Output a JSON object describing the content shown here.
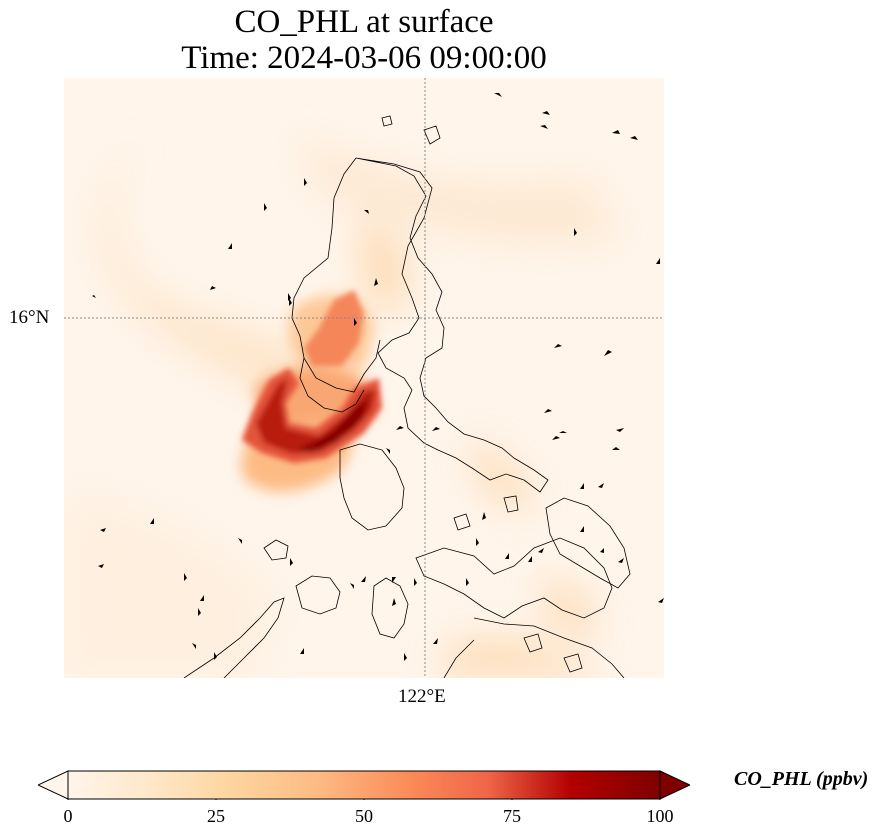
{
  "title": {
    "line1": "CO_PHL at surface",
    "line2": "Time: 2024-03-06 09:00:00"
  },
  "map": {
    "lat_label": "16°N",
    "lon_label": "122°E",
    "gridline_color": "#888888",
    "coastline_color": "#000000"
  },
  "colorbar": {
    "title": "CO_PHL (ppbv)",
    "ticks": [
      "0",
      "25",
      "50",
      "75",
      "100"
    ],
    "min": 0,
    "max": 100,
    "colors": [
      "#fff5eb",
      "#fdd49e",
      "#fdbb84",
      "#fc8d59",
      "#ef6548",
      "#d7301f",
      "#b30000",
      "#7f0000"
    ],
    "extend": "both"
  }
}
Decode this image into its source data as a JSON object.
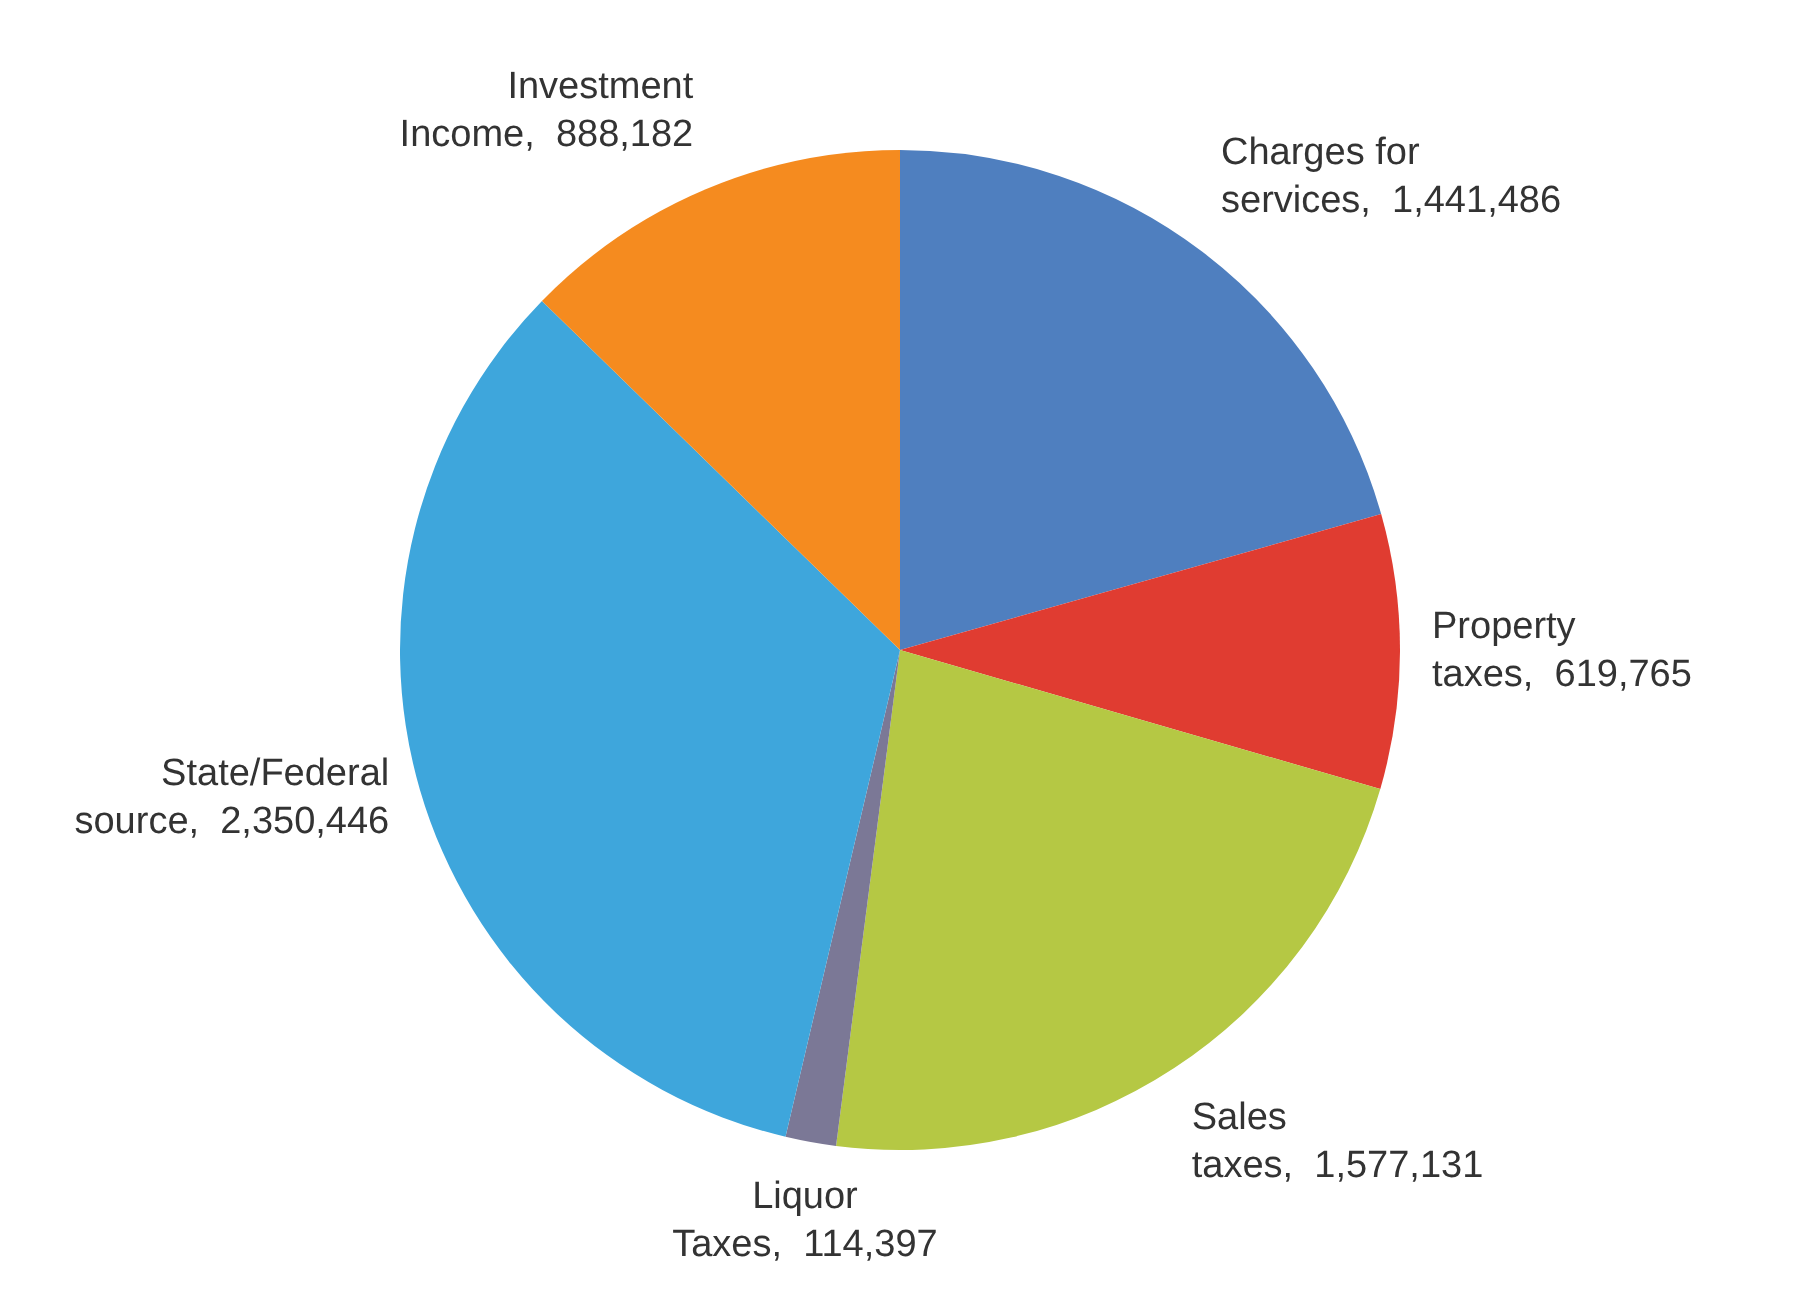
{
  "chart_data": {
    "type": "pie",
    "categories": [
      "Charges for services",
      "Property taxes",
      "Sales taxes",
      "Liquor Taxes",
      "State/Federal source",
      "Investment Income"
    ],
    "values": [
      1441486,
      619765,
      1577131,
      114397,
      2350446,
      888182
    ],
    "value_labels": [
      "1,441,486",
      "619,765",
      "1,577,131",
      "114,397",
      "2,350,446",
      "888,182"
    ],
    "colors": [
      "#4f7fbf",
      "#e03c31",
      "#b5c844",
      "#7b7896",
      "#3ea6dc",
      "#f58b1f"
    ],
    "legend": false
  }
}
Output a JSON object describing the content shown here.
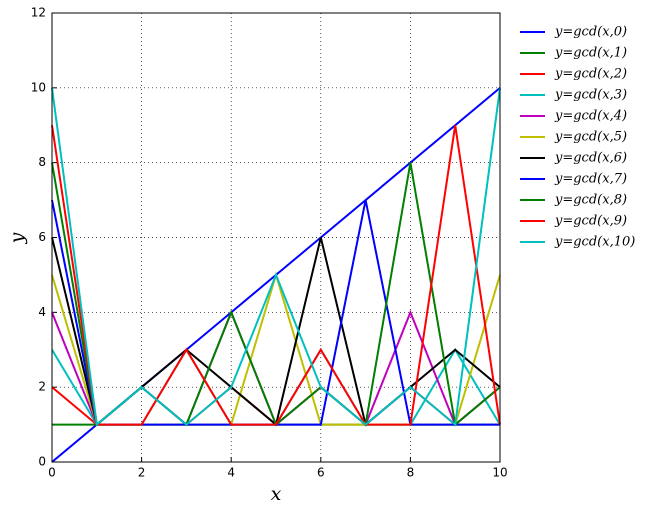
{
  "chart_data": {
    "type": "line",
    "x_label": "x",
    "y_label": "y",
    "x": [
      0,
      1,
      2,
      3,
      4,
      5,
      6,
      7,
      8,
      9,
      10
    ],
    "xlim": [
      0,
      10
    ],
    "xticks": [
      0,
      2,
      4,
      6,
      8,
      10
    ],
    "ylim": [
      0,
      12
    ],
    "yticks": [
      0,
      2,
      4,
      6,
      8,
      10,
      12
    ],
    "grid": true,
    "legend": "outside-right",
    "series": [
      {
        "name": "y=gcd(x,0)",
        "color": "#0000ff",
        "values": [
          0,
          1,
          2,
          3,
          4,
          5,
          6,
          7,
          8,
          9,
          10
        ]
      },
      {
        "name": "y=gcd(x,1)",
        "color": "#008000",
        "values": [
          1,
          1,
          1,
          1,
          1,
          1,
          1,
          1,
          1,
          1,
          1
        ]
      },
      {
        "name": "y=gcd(x,2)",
        "color": "#ff0000",
        "values": [
          2,
          1,
          2,
          1,
          2,
          1,
          2,
          1,
          2,
          1,
          2
        ]
      },
      {
        "name": "y=gcd(x,3)",
        "color": "#00bfbf",
        "values": [
          3,
          1,
          1,
          3,
          1,
          1,
          3,
          1,
          1,
          3,
          1
        ]
      },
      {
        "name": "y=gcd(x,4)",
        "color": "#bf00bf",
        "values": [
          4,
          1,
          2,
          1,
          4,
          1,
          2,
          1,
          4,
          1,
          2
        ]
      },
      {
        "name": "y=gcd(x,5)",
        "color": "#bfbf00",
        "values": [
          5,
          1,
          1,
          1,
          1,
          5,
          1,
          1,
          1,
          1,
          5
        ]
      },
      {
        "name": "y=gcd(x,6)",
        "color": "#000000",
        "values": [
          6,
          1,
          2,
          3,
          2,
          1,
          6,
          1,
          2,
          3,
          2
        ]
      },
      {
        "name": "y=gcd(x,7)",
        "color": "#0000ff",
        "values": [
          7,
          1,
          1,
          1,
          1,
          1,
          1,
          7,
          1,
          1,
          1
        ]
      },
      {
        "name": "y=gcd(x,8)",
        "color": "#008000",
        "values": [
          8,
          1,
          2,
          1,
          4,
          1,
          2,
          1,
          8,
          1,
          2
        ]
      },
      {
        "name": "y=gcd(x,9)",
        "color": "#ff0000",
        "values": [
          9,
          1,
          1,
          3,
          1,
          1,
          3,
          1,
          1,
          9,
          1
        ]
      },
      {
        "name": "y=gcd(x,10)",
        "color": "#00bfbf",
        "values": [
          10,
          1,
          2,
          1,
          2,
          5,
          2,
          1,
          2,
          1,
          10
        ]
      }
    ]
  }
}
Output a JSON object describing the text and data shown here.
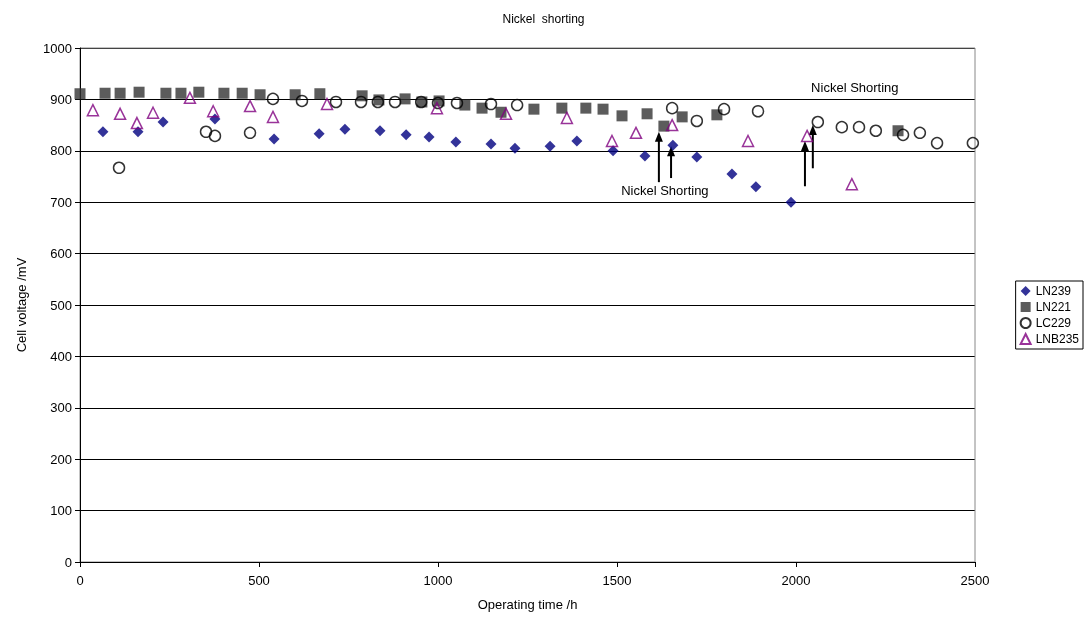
{
  "chart_data": {
    "type": "scatter",
    "title": "Nickel  shorting",
    "xlabel": "Operating time /h",
    "ylabel": "Cell voltage /mV",
    "xlim": [
      0,
      2500
    ],
    "xticks": [
      0,
      500,
      1000,
      1500,
      2000,
      2500
    ],
    "ylim": [
      0,
      1000
    ],
    "yticks": [
      0,
      100,
      200,
      300,
      400,
      500,
      600,
      700,
      800,
      900,
      1000
    ],
    "grid": "y",
    "legend": "right",
    "annotations": [
      {
        "text": "Nickel Shorting",
        "x": 1617,
        "y": 837
      },
      {
        "text": "Nickel Shorting",
        "x": 2061,
        "y": 856
      }
    ],
    "series": [
      {
        "name": "LN239",
        "color": "#000080",
        "marker": "diamond",
        "x": [
          64,
          162,
          232,
          377,
          542,
          668,
          740,
          838,
          911,
          975,
          1050,
          1148,
          1215,
          1313,
          1388,
          1489,
          1578,
          1656,
          1723,
          1821,
          1888,
          1986
        ],
        "values": [
          837,
          837,
          856,
          862,
          823,
          833,
          842,
          839,
          831,
          827,
          817,
          813,
          805,
          809,
          819,
          800,
          790,
          811,
          788,
          755,
          730,
          700
        ]
      },
      {
        "name": "LN221",
        "color": "#333333",
        "marker": "square",
        "x": [
          0,
          70,
          112,
          165,
          240,
          282,
          332,
          402,
          453,
          503,
          601,
          670,
          788,
          835,
          908,
          955,
          1003,
          1075,
          1123,
          1176,
          1268,
          1346,
          1413,
          1461,
          1514,
          1584,
          1631,
          1682,
          1779,
          2285
        ],
        "values": [
          911,
          912,
          912,
          914,
          912,
          912,
          914,
          912,
          912,
          909,
          909,
          911,
          907,
          899,
          901,
          895,
          897,
          889,
          883,
          875,
          881,
          883,
          883,
          881,
          868,
          872,
          848,
          866,
          870,
          839
        ]
      },
      {
        "name": "LC229",
        "color": "#000000",
        "marker": "circle",
        "x": [
          109,
          352,
          377,
          475,
          539,
          620,
          715,
          785,
          832,
          880,
          953,
          1000,
          1053,
          1148,
          1221,
          1654,
          1723,
          1799,
          1894,
          2061,
          2128,
          2176,
          2223,
          2299,
          2346,
          2394,
          2494
        ],
        "values": [
          767,
          837,
          829,
          835,
          901,
          897,
          895,
          895,
          895,
          895,
          895,
          893,
          893,
          891,
          889,
          883,
          858,
          881,
          877,
          856,
          846,
          846,
          839,
          831,
          835,
          815,
          815
        ]
      },
      {
        "name": "LNB235",
        "color": "#800080",
        "marker": "triangle",
        "x": [
          36,
          112,
          159,
          204,
          307,
          372,
          475,
          539,
          690,
          997,
          1190,
          1360,
          1486,
          1553,
          1654,
          1866,
          2031,
          2156
        ],
        "values": [
          879,
          872,
          854,
          874,
          903,
          877,
          887,
          866,
          891,
          883,
          872,
          864,
          819,
          835,
          850,
          819,
          829,
          735
        ]
      }
    ]
  }
}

→ GIVEN TASK
Repeat the listing in full and exactly. Do not include any images.

→ EXERCISE RESULT
Output a JSON object describing the content shown here.
{
  "title": {
    "line1": "CO_PHL at surface",
    "line2": "Time: 2024-03-06 09:00:00"
  },
  "map": {
    "lat_label": "16°N",
    "lon_label": "122°E",
    "gridline_color": "#888888",
    "coastline_color": "#000000"
  },
  "colorbar": {
    "title": "CO_PHL (ppbv)",
    "ticks": [
      "0",
      "25",
      "50",
      "75",
      "100"
    ],
    "min": 0,
    "max": 100,
    "colors": [
      "#fff5eb",
      "#fdd49e",
      "#fdbb84",
      "#fc8d59",
      "#ef6548",
      "#d7301f",
      "#b30000",
      "#7f0000"
    ],
    "extend": "both"
  }
}
Decode this image into its source data as a JSON object.
{
  "chart_data": {
    "type": "pie",
    "categories": [
      "Charges for services",
      "Property taxes",
      "Sales taxes",
      "Liquor Taxes",
      "State/Federal source",
      "Investment Income"
    ],
    "values": [
      1441486,
      619765,
      1577131,
      114397,
      2350446,
      888182
    ],
    "value_labels": [
      "1,441,486",
      "619,765",
      "1,577,131",
      "114,397",
      "2,350,446",
      "888,182"
    ],
    "colors": [
      "#4f7fbf",
      "#e03c31",
      "#b5c844",
      "#7b7896",
      "#3ea6dc",
      "#f58b1f"
    ],
    "legend": false
  }
}
Output a JSON object describing the content shown here.
{
  "chart_data": {
    "type": "line",
    "x_label": "x",
    "y_label": "y",
    "x": [
      0,
      1,
      2,
      3,
      4,
      5,
      6,
      7,
      8,
      9,
      10
    ],
    "xlim": [
      0,
      10
    ],
    "xticks": [
      0,
      2,
      4,
      6,
      8,
      10
    ],
    "ylim": [
      0,
      12
    ],
    "yticks": [
      0,
      2,
      4,
      6,
      8,
      10,
      12
    ],
    "grid": true,
    "legend": "outside-right",
    "series": [
      {
        "name": "y=gcd(x,0)",
        "color": "#0000ff",
        "values": [
          0,
          1,
          2,
          3,
          4,
          5,
          6,
          7,
          8,
          9,
          10
        ]
      },
      {
        "name": "y=gcd(x,1)",
        "color": "#008000",
        "values": [
          1,
          1,
          1,
          1,
          1,
          1,
          1,
          1,
          1,
          1,
          1
        ]
      },
      {
        "name": "y=gcd(x,2)",
        "color": "#ff0000",
        "values": [
          2,
          1,
          2,
          1,
          2,
          1,
          2,
          1,
          2,
          1,
          2
        ]
      },
      {
        "name": "y=gcd(x,3)",
        "color": "#00bfbf",
        "values": [
          3,
          1,
          1,
          3,
          1,
          1,
          3,
          1,
          1,
          3,
          1
        ]
      },
      {
        "name": "y=gcd(x,4)",
        "color": "#bf00bf",
        "values": [
          4,
          1,
          2,
          1,
          4,
          1,
          2,
          1,
          4,
          1,
          2
        ]
      },
      {
        "name": "y=gcd(x,5)",
        "color": "#bfbf00",
        "values": [
          5,
          1,
          1,
          1,
          1,
          5,
          1,
          1,
          1,
          1,
          5
        ]
      },
      {
        "name": "y=gcd(x,6)",
        "color": "#000000",
        "values": [
          6,
          1,
          2,
          3,
          2,
          1,
          6,
          1,
          2,
          3,
          2
        ]
      },
      {
        "name": "y=gcd(x,7)",
        "color": "#0000ff",
        "values": [
          7,
          1,
          1,
          1,
          1,
          1,
          1,
          7,
          1,
          1,
          1
        ]
      },
      {
        "name": "y=gcd(x,8)",
        "color": "#008000",
        "values": [
          8,
          1,
          2,
          1,
          4,
          1,
          2,
          1,
          8,
          1,
          2
        ]
      },
      {
        "name": "y=gcd(x,9)",
        "color": "#ff0000",
        "values": [
          9,
          1,
          1,
          3,
          1,
          1,
          3,
          1,
          1,
          9,
          1
        ]
      },
      {
        "name": "y=gcd(x,10)",
        "color": "#00bfbf",
        "values": [
          10,
          1,
          2,
          1,
          2,
          5,
          2,
          1,
          2,
          1,
          10
        ]
      }
    ]
  }
}
Output a JSON object describing the text and data shown here.
{
  "chart_data": {
    "type": "scatter",
    "title": "Nickel  shorting",
    "xlabel": "Operating time /h",
    "ylabel": "Cell voltage /mV",
    "xlim": [
      0,
      2500
    ],
    "xticks": [
      0,
      500,
      1000,
      1500,
      2000,
      2500
    ],
    "ylim": [
      0,
      1000
    ],
    "yticks": [
      0,
      100,
      200,
      300,
      400,
      500,
      600,
      700,
      800,
      900,
      1000
    ],
    "grid": "y",
    "legend": "right",
    "annotations": [
      {
        "text": "Nickel Shorting",
        "x": 1617,
        "y": 837
      },
      {
        "text": "Nickel Shorting",
        "x": 2061,
        "y": 856
      }
    ],
    "series": [
      {
        "name": "LN239",
        "color": "#000080",
        "marker": "diamond",
        "x": [
          64,
          162,
          232,
          377,
          542,
          668,
          740,
          838,
          911,
          975,
          1050,
          1148,
          1215,
          1313,
          1388,
          1489,
          1578,
          1656,
          1723,
          1821,
          1888,
          1986
        ],
        "values": [
          837,
          837,
          856,
          862,
          823,
          833,
          842,
          839,
          831,
          827,
          817,
          813,
          805,
          809,
          819,
          800,
          790,
          811,
          788,
          755,
          730,
          700
        ]
      },
      {
        "name": "LN221",
        "color": "#333333",
        "marker": "square",
        "x": [
          0,
          70,
          112,
          165,
          240,
          282,
          332,
          402,
          453,
          503,
          601,
          670,
          788,
          835,
          908,
          955,
          1003,
          1075,
          1123,
          1176,
          1268,
          1346,
          1413,
          1461,
          1514,
          1584,
          1631,
          1682,
          1779,
          2285
        ],
        "values": [
          911,
          912,
          912,
          914,
          912,
          912,
          914,
          912,
          912,
          909,
          909,
          911,
          907,
          899,
          901,
          895,
          897,
          889,
          883,
          875,
          881,
          883,
          883,
          881,
          868,
          872,
          848,
          866,
          870,
          839
        ]
      },
      {
        "name": "LC229",
        "color": "#000000",
        "marker": "circle",
        "x": [
          109,
          352,
          377,
          475,
          539,
          620,
          715,
          785,
          832,
          880,
          953,
          1000,
          1053,
          1148,
          1221,
          1654,
          1723,
          1799,
          1894,
          2061,
          2128,
          2176,
          2223,
          2299,
          2346,
          2394,
          2494
        ],
        "values": [
          767,
          837,
          829,
          835,
          901,
          897,
          895,
          895,
          895,
          895,
          895,
          893,
          893,
          891,
          889,
          883,
          858,
          881,
          877,
          856,
          846,
          846,
          839,
          831,
          835,
          815,
          815
        ]
      },
      {
        "name": "LNB235",
        "color": "#800080",
        "marker": "triangle",
        "x": [
          36,
          112,
          159,
          204,
          307,
          372,
          475,
          539,
          690,
          997,
          1190,
          1360,
          1486,
          1553,
          1654,
          1866,
          2031,
          2156
        ],
        "values": [
          879,
          872,
          854,
          874,
          903,
          877,
          887,
          866,
          891,
          883,
          872,
          864,
          819,
          835,
          850,
          819,
          829,
          735
        ]
      }
    ]
  }
}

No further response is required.